## [Task brief]
Which lines hold the word "vile"? Copy each of them from the material.

## [Records to process]

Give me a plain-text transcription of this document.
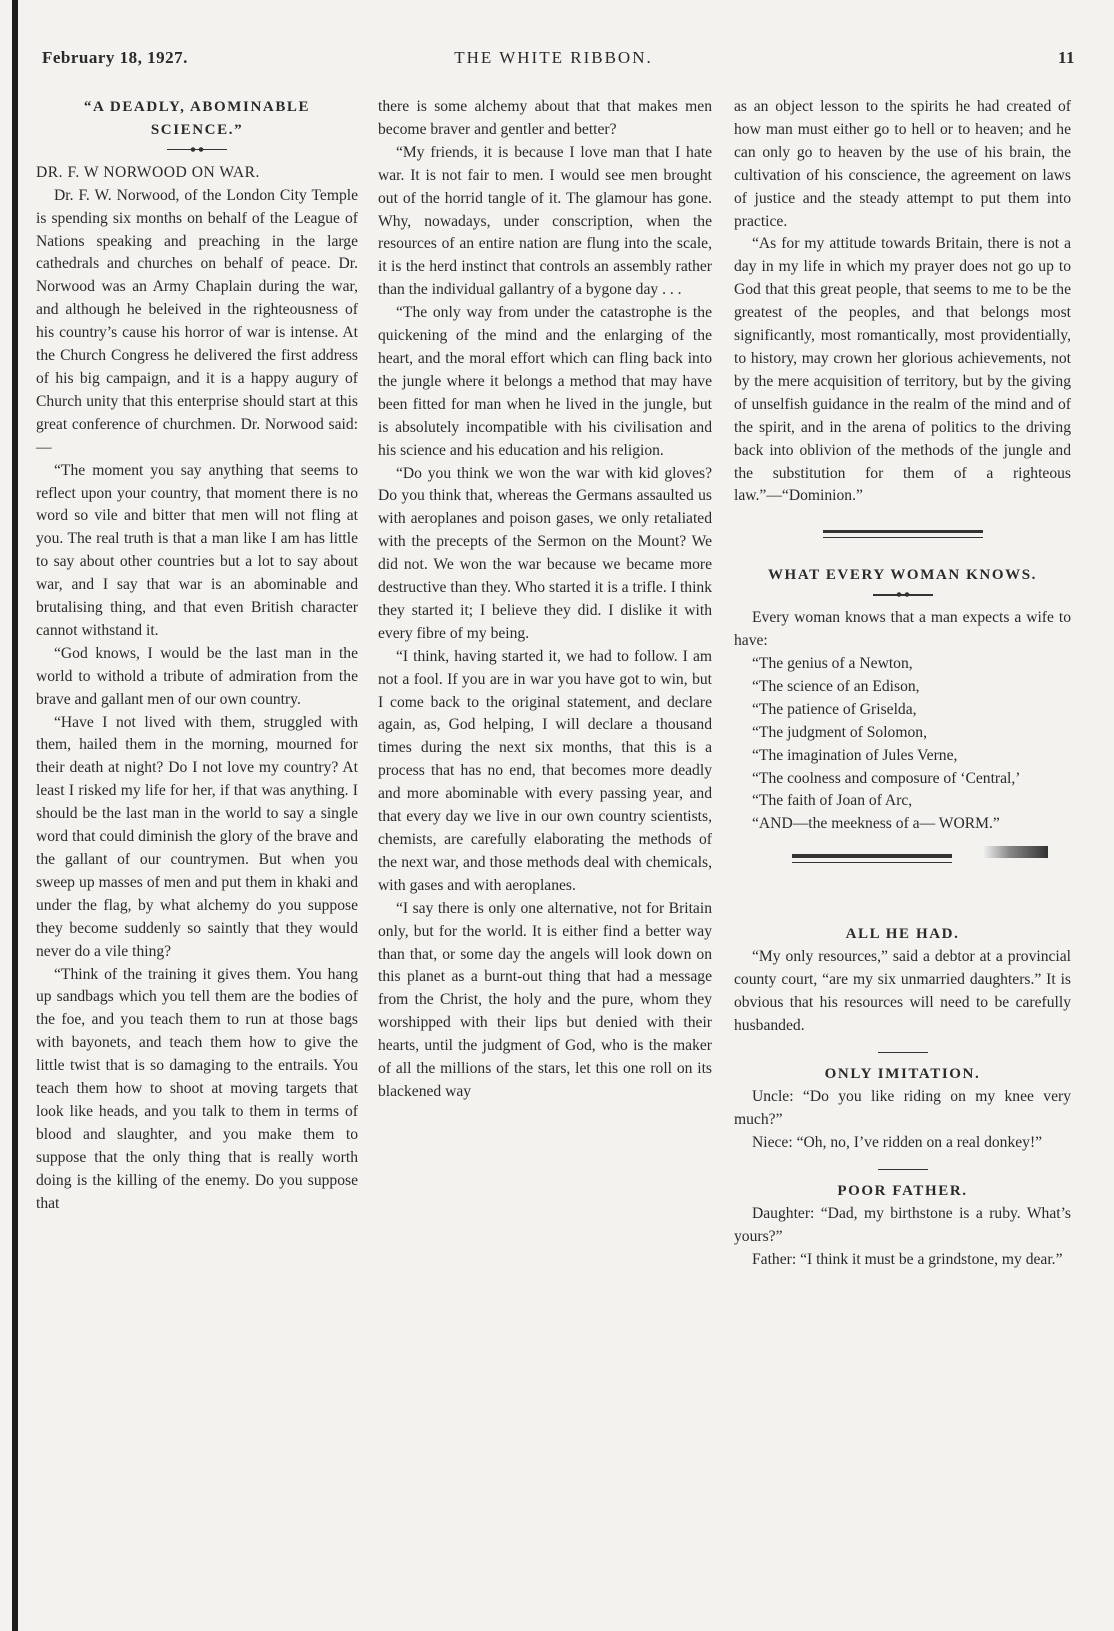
February 18, 1927.	THE WHITE RIBBON.	11
“A DEADLY, ABOMINABLE SCIENCE.”

DR. F. W NORWOOD ON WAR.

Dr. F. W. Norwood, of the London City Temple is spending six months on behalf of the League of Nations speaking and preaching in the large cathedrals and churches on behalf of peace. Dr. Norwood was an Army Chaplain during the war, and although he beleived in the righteousness of his country’s cause his horror of war is intense. At the Church Congress he delivered the first address of his big campaign, and it is a happy augury of Church unity that this enterprise should start at this great conference of churchmen. Dr. Norwood said:—

“The moment you say anything that seems to reflect upon your country, that moment there is no word so vile and bitter that men will not fling at you. The real truth is that a man like I am has little to say about other countries but a lot to say about war, and I say that war is an abominable and brutalising thing, and that even British character cannot withstand it.

“God knows, I would be the last man in the world to withold a tribute of admiration from the brave and gallant men of our own country.

“Have I not lived with them, struggled with them, hailed them in the morning, mourned for their death at night? Do I not love my country? At least I risked my life for her, if that was anything. I should be the last man in the world to say a single word that could diminish the glory of the brave and the gallant of our countrymen. But when you sweep up masses of men and put them in khaki and under the flag, by what alchemy do you suppose they become suddenly so saintly that they would never do a vile thing?

“Think of the training it gives them. You hang up sandbags which you tell them are the bodies of the foe, and you teach them to run at those bags with bayonets, and teach them how to give the little twist that is so damaging to the entrails. You teach them how to shoot at moving targets that look like heads, and you talk to them in terms of blood and slaughter, and you make them to suppose that the only thing that is really worth doing is the killing of the enemy. Do you suppose that

there is some alchemy about that that makes men become braver and gentler and better?

“My friends, it is because I love man that I hate war. It is not fair to men. I would see men brought out of the horrid tangle of it. The glamour has gone. Why, nowadays, under conscription, when the resources of an entire nation are flung into the scale, it is the herd instinct that controls an assembly rather than the individual gallantry of a bygone day . . .

“The only way from under the catastrophe is the quickening of the mind and the enlarging of the heart, and the moral effort which can fling back into the jungle where it belongs a method that may have been fitted for man when he lived in the jungle, but is absolutely incompatible with his civilisation and his science and his education and his religion.

“Do you think we won the war with kid gloves? Do you think that, whereas the Germans assaulted us with aeroplanes and poison gases, we only retaliated with the precepts of the Sermon on the Mount? We did not. We won the war because we became more destructive than they. Who started it is a trifle. I think they started it; I believe they did. I dislike it with every fibre of my being.

“I think, having started it, we had to follow. I am not a fool. If you are in war you have got to win, but I come back to the original statement, and declare again, as, God helping, I will declare a thousand times during the next six months, that this is a process that has no end, that becomes more deadly and more abominable with every passing year, and that every day we live in our own country scientists, chemists, are carefully elaborating the methods of the next war, and those methods deal with chemicals, with gases and with aeroplanes.

“I say there is only one alternative, not for Britain only, but for the world. It is either find a better way than that, or some day the angels will look down on this planet as a burnt-out thing that had a message from the Christ, the holy and the pure, whom they worshipped with their lips but denied with their hearts, until the judgment of God, who is the maker of all the millions of the stars, let this one roll on its blackened way

as an object lesson to the spirits he had created of how man must either go to hell or to heaven; and he can only go to heaven by the use of his brain, the cultivation of his conscience, the agreement on laws of justice and the steady attempt to put them into practice.

“As for my attitude towards Britain, there is not a day in my life in which my prayer does not go up to God that this great people, that seems to me to be the greatest of the peoples, and that belongs most significantly, most romantically, most providentially, to history, may crown her glorious achievements, not by the mere acquisition of territory, but by the giving of unselfish guidance in the realm of the mind and of the spirit, and in the arena of politics to the driving back into oblivion of the methods of the jungle and the substitution for them of a righteous law.”—“Dominion.”

WHAT EVERY WOMAN KNOWS.

Every woman knows that a man expects a wife to have:

“The genius of a Newton,

“The science of an Edison,

“The patience of Griselda,

“The judgment of Solomon,

“The imagination of Jules Verne,

“The coolness and composure of ‘Central,’

“The faith of Joan of Arc,

“AND—the meekness of a— WORM.”

ALL HE HAD.

“My only resources,” said a debtor at a provincial county court, “are my six unmarried daughters.” It is obvious that his resources will need to be carefully husbanded.

ONLY IMITATION.

Uncle: “Do you like riding on my knee very much?”

Niece: “Oh, no, I’ve ridden on a real donkey!”

POOR FATHER.

Daughter: “Dad, my birthstone is a ruby. What’s yours?”

Father: “I think it must be a grindstone, my dear.”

## [Result of the task]
“The moment you say anything that seems to reflect upon your country, that moment there is no word so vile and bitter that men will not fling at you. The real truth is that a man like I am has little to say about other countries but a lot to say about war, and I say that war is an abominable and brutalising thing, and that even British character cannot withstand it.
“Have I not lived with them, struggled with them, hailed them in the morning, mourned for their death at night? Do I not love my country? At least I risked my life for her, if that was anything. I should be the last man in the world to say a single word that could diminish the glory of the brave and the gallant of our countrymen. But when you sweep up masses of men and put them in khaki and under the flag, by what alchemy do you suppose they become suddenly so saintly that they would never do a vile thing?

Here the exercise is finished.